● **EXCERPTED RECORDS**
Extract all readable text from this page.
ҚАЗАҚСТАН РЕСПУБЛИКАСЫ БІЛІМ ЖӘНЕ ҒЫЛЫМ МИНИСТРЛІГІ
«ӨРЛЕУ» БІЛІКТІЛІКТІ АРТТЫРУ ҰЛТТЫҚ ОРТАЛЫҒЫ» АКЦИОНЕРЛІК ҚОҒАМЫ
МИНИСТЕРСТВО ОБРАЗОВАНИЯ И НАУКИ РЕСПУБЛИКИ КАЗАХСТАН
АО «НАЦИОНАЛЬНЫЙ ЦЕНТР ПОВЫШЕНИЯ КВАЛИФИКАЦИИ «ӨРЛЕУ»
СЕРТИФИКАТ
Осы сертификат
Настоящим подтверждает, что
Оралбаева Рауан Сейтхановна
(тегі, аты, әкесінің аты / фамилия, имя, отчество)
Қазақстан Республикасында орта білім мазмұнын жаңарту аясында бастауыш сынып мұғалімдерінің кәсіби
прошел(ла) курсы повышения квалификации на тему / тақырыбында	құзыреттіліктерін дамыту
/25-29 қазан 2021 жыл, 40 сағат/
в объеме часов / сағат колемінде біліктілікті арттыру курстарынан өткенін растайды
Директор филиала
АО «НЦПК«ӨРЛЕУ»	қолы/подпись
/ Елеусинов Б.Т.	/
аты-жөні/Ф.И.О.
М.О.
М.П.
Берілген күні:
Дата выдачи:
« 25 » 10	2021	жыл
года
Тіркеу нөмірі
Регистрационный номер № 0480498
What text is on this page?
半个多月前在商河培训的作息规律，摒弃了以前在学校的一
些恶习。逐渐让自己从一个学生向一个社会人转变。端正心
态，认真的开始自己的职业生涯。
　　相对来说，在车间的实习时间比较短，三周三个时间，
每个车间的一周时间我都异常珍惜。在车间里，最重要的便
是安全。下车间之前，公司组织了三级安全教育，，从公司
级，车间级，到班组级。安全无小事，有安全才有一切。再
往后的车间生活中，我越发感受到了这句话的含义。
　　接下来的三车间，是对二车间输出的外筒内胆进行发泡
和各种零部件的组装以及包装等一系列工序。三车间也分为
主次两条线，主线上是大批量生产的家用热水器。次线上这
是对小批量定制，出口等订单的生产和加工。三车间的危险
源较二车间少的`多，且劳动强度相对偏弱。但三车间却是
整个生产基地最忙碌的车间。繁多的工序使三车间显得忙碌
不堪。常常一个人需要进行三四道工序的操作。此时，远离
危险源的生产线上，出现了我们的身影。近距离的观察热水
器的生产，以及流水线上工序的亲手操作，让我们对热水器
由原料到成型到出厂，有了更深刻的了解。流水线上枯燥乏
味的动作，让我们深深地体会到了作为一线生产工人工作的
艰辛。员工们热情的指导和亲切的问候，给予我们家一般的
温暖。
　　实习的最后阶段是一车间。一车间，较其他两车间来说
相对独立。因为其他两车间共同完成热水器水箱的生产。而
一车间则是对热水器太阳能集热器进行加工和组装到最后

● **TASK STATEMENT**
Work through the listing above and report how many lines include the string "page", with no other text.

● **EXERCISE RESPONSE**
2